━━ Information provided ━━

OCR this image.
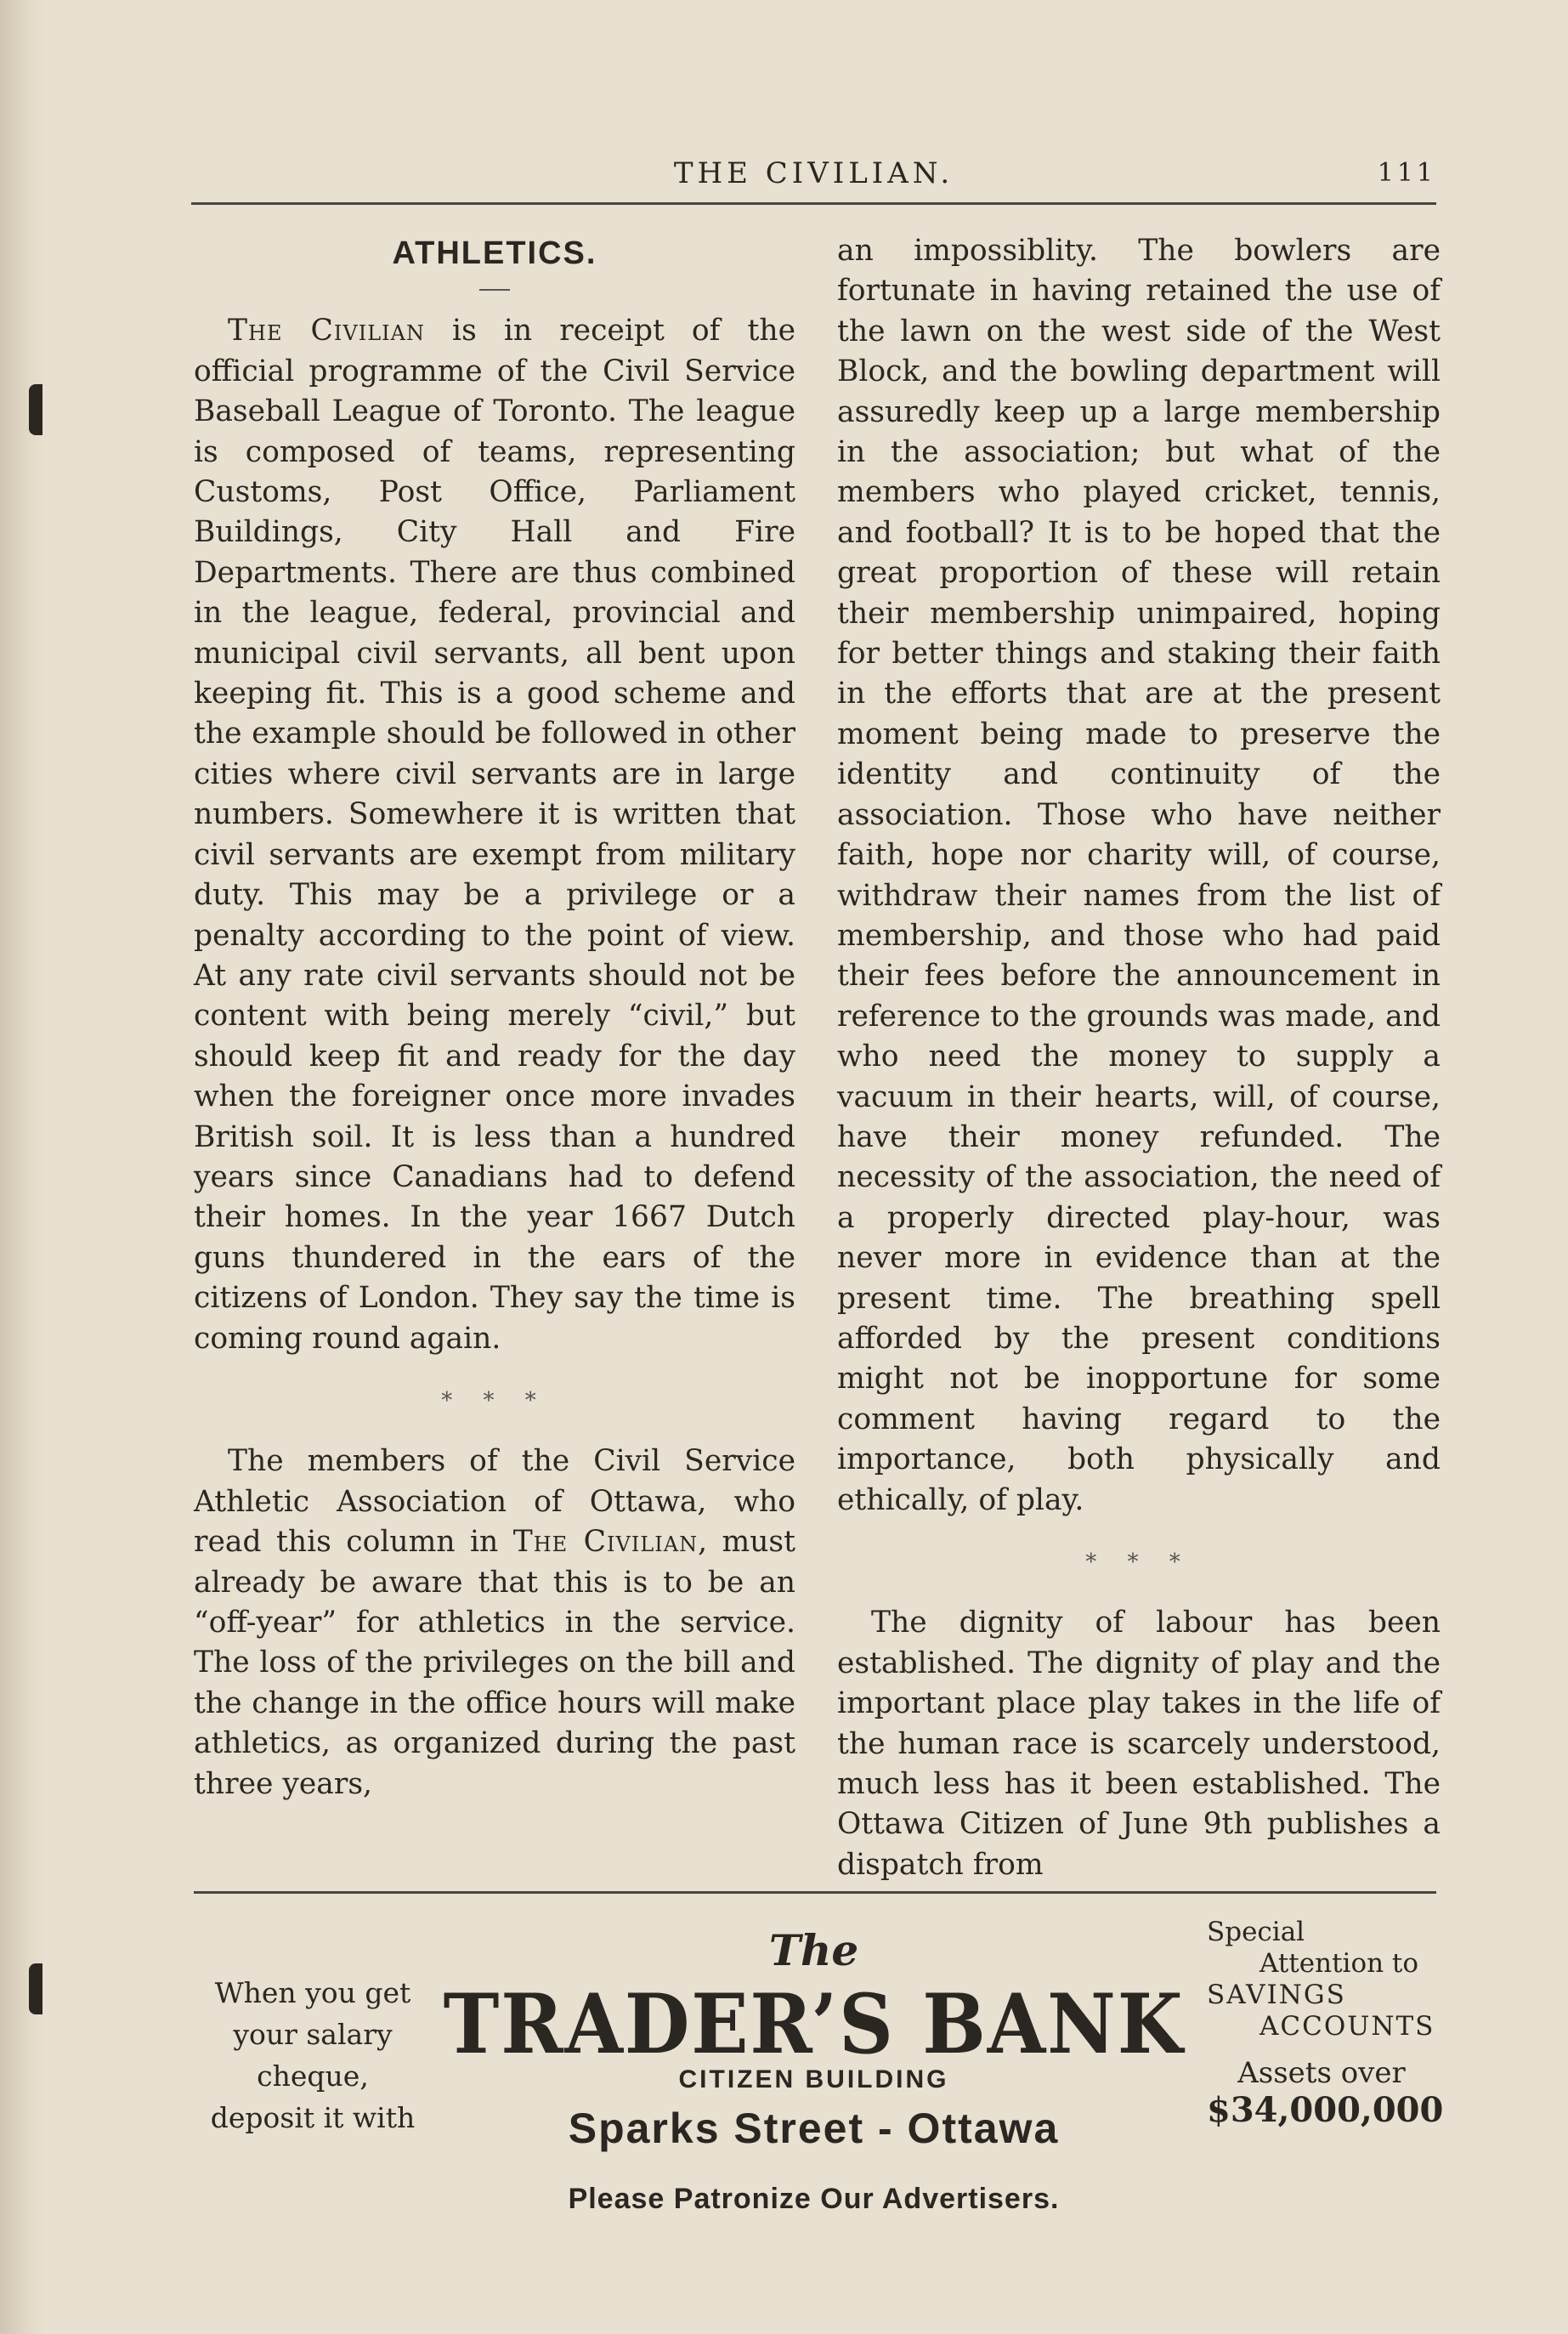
THE CIVILIAN.	111
ATHLETICS.

The Civilian is in receipt of the official programme of the Civil Service Baseball League of Toronto. The league is composed of teams, representing Customs, Post Office, Parliament Buildings, City Hall and Fire Departments. There are thus combined in the league, federal, provincial and municipal civil servants, all bent upon keeping fit. This is a good scheme and the example should be followed in other cities where civil servants are in large numbers. Somewhere it is written that civil servants are exempt from military duty. This may be a privilege or a penalty according to the point of view. At any rate civil servants should not be content with being merely “civil,” but should keep fit and ready for the day when the foreigner once more invades British soil. It is less than a hundred years since Canadians had to defend their homes. In the year 1667 Dutch guns thundered in the ears of the citizens of London. They say the time is coming round again.

* * *

The members of the Civil Service Athletic Association of Ottawa, who read this column in The Civilian, must already be aware that this is to be an “off-year” for athletics in the service. The loss of the privileges on the bill and the change in the office hours will make athletics, as organized during the past three years,

an impossiblity. The bowlers are fortunate in having retained the use of the lawn on the west side of the West Block, and the bowling department will assuredly keep up a large membership in the association; but what of the members who played cricket, tennis, and football? It is to be hoped that the great proportion of these will retain their membership unimpaired, hoping for better things and staking their faith in the efforts that are at the present moment being made to preserve the identity and continuity of the association. Those who have neither faith, hope nor charity will, of course, withdraw their names from the list of membership, and those who had paid their fees before the announcement in reference to the grounds was made, and who need the money to supply a vacuum in their hearts, will, of course, have their money refunded. The necessity of the association, the need of a properly directed play-hour, was never more in evidence than at the present time. The breathing spell afforded by the present conditions might not be inopportune for some comment having regard to the importance, both physically and ethically, of play.

* * *

The dignity of labour has been established. The dignity of play and the important place play takes in the life of the human race is scarcely understood, much less has it been established. The Ottawa Citizen of June 9th publishes a dispatch from

When you get
your salary
cheque,
deposit it with
The
TRADER’S BANK
CITIZEN BUILDING
Sparks Street - Ottawa
Special
Attention to
SAVINGS
ACCOUNTS
Assets over
$34,000,000
Please Patronize Our Advertisers.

━━━

> [Task brief]
Look for lines containing the string "Ottawa" and copy them all.

> [Expected answer]
The members of the Civil Service Athletic Association of Ottawa, who read this column in The Civilian, must already be aware that this is to be an “off-year” for athletics in the service. The loss of the privileges on the bill and the change in the office hours will make athletics, as organized during the past three years,
The dignity of labour has been established. The dignity of play and the important place play takes in the life of the human race is scarcely understood, much less has it been established. The Ottawa Citizen of June 9th publishes a dispatch from
Sparks Street - Ottawa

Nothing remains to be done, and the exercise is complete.